Rows from a dataset:
»»

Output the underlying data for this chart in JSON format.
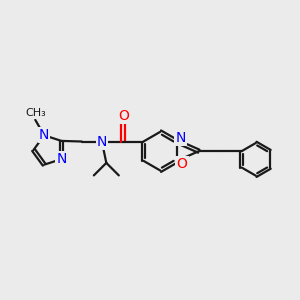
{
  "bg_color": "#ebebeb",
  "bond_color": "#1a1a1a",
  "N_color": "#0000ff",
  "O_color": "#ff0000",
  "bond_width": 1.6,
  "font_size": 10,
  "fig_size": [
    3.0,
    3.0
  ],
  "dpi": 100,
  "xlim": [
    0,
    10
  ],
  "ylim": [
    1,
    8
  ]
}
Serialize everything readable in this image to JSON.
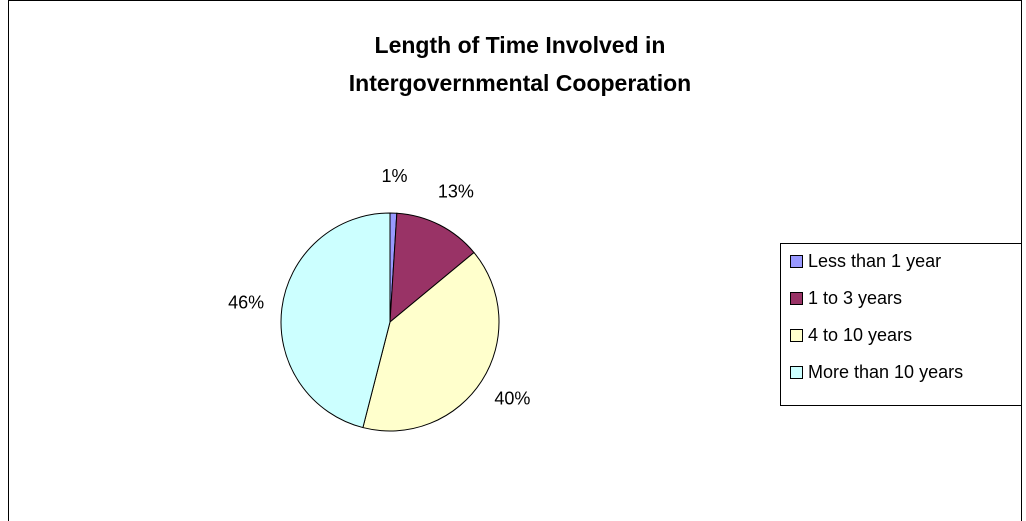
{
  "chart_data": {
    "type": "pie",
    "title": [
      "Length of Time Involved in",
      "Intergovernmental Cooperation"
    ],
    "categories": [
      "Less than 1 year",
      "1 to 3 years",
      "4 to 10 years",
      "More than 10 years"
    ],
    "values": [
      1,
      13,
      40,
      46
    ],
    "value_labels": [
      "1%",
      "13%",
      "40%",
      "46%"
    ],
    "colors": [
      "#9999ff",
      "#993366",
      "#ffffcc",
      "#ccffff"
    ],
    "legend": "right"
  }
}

««
»»

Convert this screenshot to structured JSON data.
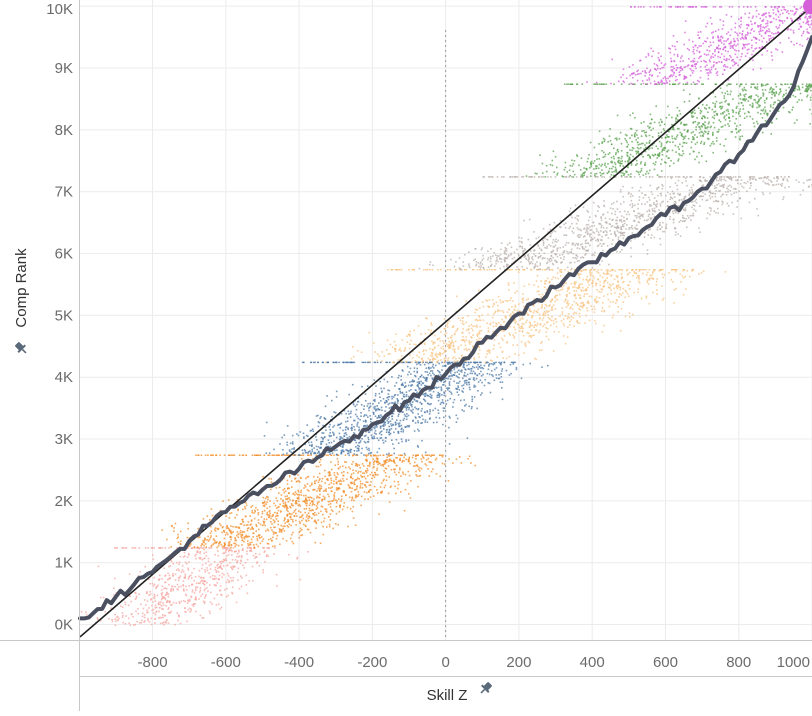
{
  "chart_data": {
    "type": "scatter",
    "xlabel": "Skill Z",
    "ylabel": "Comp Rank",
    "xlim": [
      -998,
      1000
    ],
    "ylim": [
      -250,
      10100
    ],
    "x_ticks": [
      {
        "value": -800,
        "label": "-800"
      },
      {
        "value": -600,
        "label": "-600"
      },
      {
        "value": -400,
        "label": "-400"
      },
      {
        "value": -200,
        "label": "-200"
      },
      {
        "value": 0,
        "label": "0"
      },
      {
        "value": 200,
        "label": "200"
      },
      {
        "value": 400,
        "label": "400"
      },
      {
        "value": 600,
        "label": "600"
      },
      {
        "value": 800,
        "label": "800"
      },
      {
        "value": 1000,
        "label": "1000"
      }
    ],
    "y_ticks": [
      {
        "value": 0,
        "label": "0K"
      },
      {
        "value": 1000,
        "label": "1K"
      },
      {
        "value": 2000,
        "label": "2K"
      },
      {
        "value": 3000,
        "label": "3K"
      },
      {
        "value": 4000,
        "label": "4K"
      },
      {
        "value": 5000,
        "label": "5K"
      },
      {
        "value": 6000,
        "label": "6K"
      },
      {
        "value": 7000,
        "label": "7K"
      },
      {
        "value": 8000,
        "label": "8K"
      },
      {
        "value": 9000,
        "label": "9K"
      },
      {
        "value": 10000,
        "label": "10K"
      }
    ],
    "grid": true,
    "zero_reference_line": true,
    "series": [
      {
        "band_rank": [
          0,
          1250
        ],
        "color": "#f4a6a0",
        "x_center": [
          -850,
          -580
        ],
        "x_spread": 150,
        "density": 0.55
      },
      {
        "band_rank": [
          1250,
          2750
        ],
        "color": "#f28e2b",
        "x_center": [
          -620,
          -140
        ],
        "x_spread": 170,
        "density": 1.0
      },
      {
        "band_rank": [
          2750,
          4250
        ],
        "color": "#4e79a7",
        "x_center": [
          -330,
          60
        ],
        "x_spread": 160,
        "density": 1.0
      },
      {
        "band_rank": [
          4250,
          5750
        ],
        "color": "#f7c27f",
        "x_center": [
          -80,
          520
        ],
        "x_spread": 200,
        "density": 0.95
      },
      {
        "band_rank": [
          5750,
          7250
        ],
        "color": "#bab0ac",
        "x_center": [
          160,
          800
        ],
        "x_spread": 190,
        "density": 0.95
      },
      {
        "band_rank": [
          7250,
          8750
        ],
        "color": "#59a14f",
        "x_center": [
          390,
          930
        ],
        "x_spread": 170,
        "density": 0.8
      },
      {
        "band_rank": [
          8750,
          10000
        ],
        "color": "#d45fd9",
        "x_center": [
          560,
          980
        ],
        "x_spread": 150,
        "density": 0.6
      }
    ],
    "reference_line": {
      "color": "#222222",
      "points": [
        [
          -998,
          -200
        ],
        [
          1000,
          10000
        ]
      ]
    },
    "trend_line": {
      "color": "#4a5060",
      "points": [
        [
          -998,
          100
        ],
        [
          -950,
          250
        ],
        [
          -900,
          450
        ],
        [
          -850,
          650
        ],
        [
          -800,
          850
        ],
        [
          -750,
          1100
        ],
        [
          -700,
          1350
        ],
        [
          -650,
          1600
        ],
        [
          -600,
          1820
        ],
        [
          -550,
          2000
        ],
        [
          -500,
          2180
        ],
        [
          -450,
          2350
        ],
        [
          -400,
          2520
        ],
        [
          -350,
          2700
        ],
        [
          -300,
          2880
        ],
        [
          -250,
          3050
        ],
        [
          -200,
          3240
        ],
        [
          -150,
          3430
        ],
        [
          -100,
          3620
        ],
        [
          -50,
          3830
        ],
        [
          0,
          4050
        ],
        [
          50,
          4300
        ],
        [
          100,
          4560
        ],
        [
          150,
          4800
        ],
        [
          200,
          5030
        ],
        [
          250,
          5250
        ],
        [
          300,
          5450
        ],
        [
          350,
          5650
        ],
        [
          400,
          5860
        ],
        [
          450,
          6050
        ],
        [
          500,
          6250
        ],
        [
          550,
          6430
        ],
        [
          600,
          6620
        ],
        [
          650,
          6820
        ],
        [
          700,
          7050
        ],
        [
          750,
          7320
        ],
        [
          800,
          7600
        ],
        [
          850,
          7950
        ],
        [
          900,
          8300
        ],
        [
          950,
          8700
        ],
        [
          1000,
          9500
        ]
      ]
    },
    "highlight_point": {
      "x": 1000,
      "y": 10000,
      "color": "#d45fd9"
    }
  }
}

««

EXERCISE OBJECTIVE: Every line of the listing that holds "years" should be found and copied.

TASK RESPONSE:
      "1 to 3 years",
      "4 to 10 years",
      "More than 10 years"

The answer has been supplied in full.